Task details
Repeat the material below verbatim, keeping every line and its order unchanged.

• • • •

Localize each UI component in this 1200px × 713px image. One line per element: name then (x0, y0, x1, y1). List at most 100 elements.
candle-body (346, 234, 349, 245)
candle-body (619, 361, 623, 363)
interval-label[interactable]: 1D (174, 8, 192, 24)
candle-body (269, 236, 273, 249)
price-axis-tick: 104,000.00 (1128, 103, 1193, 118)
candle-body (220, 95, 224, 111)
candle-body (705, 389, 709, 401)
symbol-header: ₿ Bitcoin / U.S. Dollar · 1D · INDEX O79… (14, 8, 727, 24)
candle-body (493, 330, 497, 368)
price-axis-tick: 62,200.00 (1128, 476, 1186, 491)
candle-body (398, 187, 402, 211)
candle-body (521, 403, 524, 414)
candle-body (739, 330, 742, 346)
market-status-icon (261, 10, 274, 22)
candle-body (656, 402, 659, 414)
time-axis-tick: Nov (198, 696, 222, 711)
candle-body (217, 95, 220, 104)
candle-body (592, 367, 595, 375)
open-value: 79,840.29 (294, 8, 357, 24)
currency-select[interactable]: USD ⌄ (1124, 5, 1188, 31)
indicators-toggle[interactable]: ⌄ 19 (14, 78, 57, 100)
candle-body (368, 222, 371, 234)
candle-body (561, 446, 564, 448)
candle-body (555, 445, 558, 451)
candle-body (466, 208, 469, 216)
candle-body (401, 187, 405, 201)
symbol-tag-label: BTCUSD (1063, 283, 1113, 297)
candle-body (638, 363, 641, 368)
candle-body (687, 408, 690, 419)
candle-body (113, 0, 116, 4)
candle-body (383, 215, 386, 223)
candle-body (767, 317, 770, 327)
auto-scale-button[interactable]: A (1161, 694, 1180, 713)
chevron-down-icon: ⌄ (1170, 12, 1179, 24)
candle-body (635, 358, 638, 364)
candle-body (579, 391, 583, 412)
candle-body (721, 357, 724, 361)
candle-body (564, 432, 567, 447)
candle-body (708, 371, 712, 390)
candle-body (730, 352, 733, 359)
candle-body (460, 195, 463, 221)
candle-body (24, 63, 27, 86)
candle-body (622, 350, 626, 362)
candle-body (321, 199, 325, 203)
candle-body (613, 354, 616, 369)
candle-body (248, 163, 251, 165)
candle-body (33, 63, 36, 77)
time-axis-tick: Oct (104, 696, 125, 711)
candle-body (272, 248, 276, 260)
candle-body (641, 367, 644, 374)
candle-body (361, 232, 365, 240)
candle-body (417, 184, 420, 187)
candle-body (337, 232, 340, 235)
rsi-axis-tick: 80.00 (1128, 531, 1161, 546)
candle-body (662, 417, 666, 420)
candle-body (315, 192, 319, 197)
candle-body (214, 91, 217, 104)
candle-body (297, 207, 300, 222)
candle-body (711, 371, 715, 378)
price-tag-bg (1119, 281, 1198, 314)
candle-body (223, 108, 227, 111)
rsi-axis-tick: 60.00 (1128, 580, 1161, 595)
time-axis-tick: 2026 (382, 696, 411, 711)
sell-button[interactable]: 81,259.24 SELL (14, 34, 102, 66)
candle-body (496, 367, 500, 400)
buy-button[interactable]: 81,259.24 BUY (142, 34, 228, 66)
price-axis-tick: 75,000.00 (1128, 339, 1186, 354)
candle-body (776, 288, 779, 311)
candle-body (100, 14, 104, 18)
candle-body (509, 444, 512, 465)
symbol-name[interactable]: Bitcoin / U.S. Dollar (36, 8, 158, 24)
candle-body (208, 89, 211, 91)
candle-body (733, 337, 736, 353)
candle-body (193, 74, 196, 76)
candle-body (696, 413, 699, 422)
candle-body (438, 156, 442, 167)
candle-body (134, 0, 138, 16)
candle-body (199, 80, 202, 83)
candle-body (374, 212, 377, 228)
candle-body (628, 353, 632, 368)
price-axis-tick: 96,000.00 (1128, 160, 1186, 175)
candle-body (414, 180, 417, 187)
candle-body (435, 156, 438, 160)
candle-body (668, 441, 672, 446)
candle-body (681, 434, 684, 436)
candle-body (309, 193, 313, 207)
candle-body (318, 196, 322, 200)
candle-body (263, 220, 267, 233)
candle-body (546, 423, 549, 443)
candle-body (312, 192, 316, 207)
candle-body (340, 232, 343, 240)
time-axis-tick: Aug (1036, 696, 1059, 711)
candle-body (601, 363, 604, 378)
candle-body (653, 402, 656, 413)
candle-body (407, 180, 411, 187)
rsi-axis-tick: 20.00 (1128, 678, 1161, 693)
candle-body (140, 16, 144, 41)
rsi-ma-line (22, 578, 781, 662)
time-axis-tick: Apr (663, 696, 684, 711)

• • • •

Full output
Localize each UI component in this 1200px × 713px image. One line per element: name then (x0, y0, x1, y1). List at most 100 elements.
candle-body (346, 234, 349, 245)
candle-body (619, 361, 623, 363)
interval-label[interactable]: 1D (174, 8, 192, 24)
candle-body (269, 236, 273, 249)
price-axis-tick: 104,000.00 (1128, 103, 1193, 118)
candle-body (220, 95, 224, 111)
candle-body (705, 389, 709, 401)
symbol-header: ₿ Bitcoin / U.S. Dollar · 1D · INDEX O79… (14, 8, 727, 24)
candle-body (493, 330, 497, 368)
price-axis-tick: 62,200.00 (1128, 476, 1186, 491)
candle-body (398, 187, 402, 211)
candle-body (521, 403, 524, 414)
candle-body (739, 330, 742, 346)
market-status-icon (261, 10, 274, 22)
candle-body (656, 402, 659, 414)
time-axis-tick: Nov (198, 696, 222, 711)
candle-body (217, 95, 220, 104)
candle-body (592, 367, 595, 375)
open-value: 79,840.29 (294, 8, 357, 24)
currency-select[interactable]: USD ⌄ (1124, 5, 1188, 31)
indicators-toggle[interactable]: ⌄ 19 (14, 78, 57, 100)
candle-body (368, 222, 371, 234)
candle-body (561, 446, 564, 448)
candle-body (555, 445, 558, 451)
candle-body (466, 208, 469, 216)
candle-body (401, 187, 405, 201)
symbol-tag-label: BTCUSD (1063, 283, 1113, 297)
candle-body (638, 363, 641, 368)
candle-body (687, 408, 690, 419)
candle-body (113, 0, 116, 4)
candle-body (383, 215, 386, 223)
candle-body (767, 317, 770, 327)
auto-scale-button[interactable]: A (1161, 694, 1180, 713)
chevron-down-icon: ⌄ (1170, 12, 1179, 24)
candle-body (635, 358, 638, 364)
candle-body (579, 391, 583, 412)
candle-body (721, 357, 724, 361)
candle-body (564, 432, 567, 447)
candle-body (708, 371, 712, 390)
candle-body (730, 352, 733, 359)
candle-body (460, 195, 463, 221)
candle-body (24, 63, 27, 86)
candle-body (622, 350, 626, 362)
candle-body (321, 199, 325, 203)
candle-body (613, 354, 616, 369)
candle-body (248, 163, 251, 165)
candle-body (33, 63, 36, 77)
time-axis-tick: Oct (104, 696, 125, 711)
candle-body (272, 248, 276, 260)
candle-body (641, 367, 644, 374)
candle-body (361, 232, 365, 240)
candle-body (417, 184, 420, 187)
candle-body (337, 232, 340, 235)
rsi-axis-tick: 80.00 (1128, 531, 1161, 546)
candle-body (662, 417, 666, 420)
candle-body (315, 192, 319, 197)
candle-body (214, 91, 217, 104)
candle-body (297, 207, 300, 222)
candle-body (711, 371, 715, 378)
price-tag-bg (1119, 281, 1198, 314)
candle-body (223, 108, 227, 111)
rsi-axis-tick: 60.00 (1128, 580, 1161, 595)
time-axis-tick: 2026 (382, 696, 411, 711)
sell-button[interactable]: 81,259.24 SELL (14, 34, 102, 66)
candle-body (496, 367, 500, 400)
buy-button[interactable]: 81,259.24 BUY (142, 34, 228, 66)
price-axis-tick: 75,000.00 (1128, 339, 1186, 354)
candle-body (776, 288, 779, 311)
candle-body (100, 14, 104, 18)
candle-body (509, 444, 512, 465)
symbol-name[interactable]: Bitcoin / U.S. Dollar (36, 8, 158, 24)
candle-body (208, 89, 211, 91)
candle-body (733, 337, 736, 353)
candle-body (193, 74, 196, 76)
candle-body (696, 413, 699, 422)
candle-body (438, 156, 442, 167)
candle-body (134, 0, 138, 16)
candle-body (199, 80, 202, 83)
candle-body (374, 212, 377, 228)
candle-body (628, 353, 632, 368)
price-axis-tick: 96,000.00 (1128, 160, 1186, 175)
candle-body (414, 180, 417, 187)
candle-body (435, 156, 438, 160)
candle-body (668, 441, 672, 446)
candle-body (681, 434, 684, 436)
candle-body (309, 193, 313, 207)
candle-body (318, 196, 322, 200)
candle-body (263, 220, 267, 233)
candle-body (546, 423, 549, 443)
candle-body (312, 192, 316, 207)
candle-body (340, 232, 343, 240)
time-axis-tick: Aug (1036, 696, 1059, 711)
candle-body (601, 363, 604, 378)
candle-body (653, 402, 656, 413)
candle-body (407, 180, 411, 187)
rsi-axis-tick: 20.00 (1128, 678, 1161, 693)
candle-body (140, 16, 144, 41)
rsi-ma-line (22, 578, 781, 662)
time-axis-tick: Apr (663, 696, 684, 711)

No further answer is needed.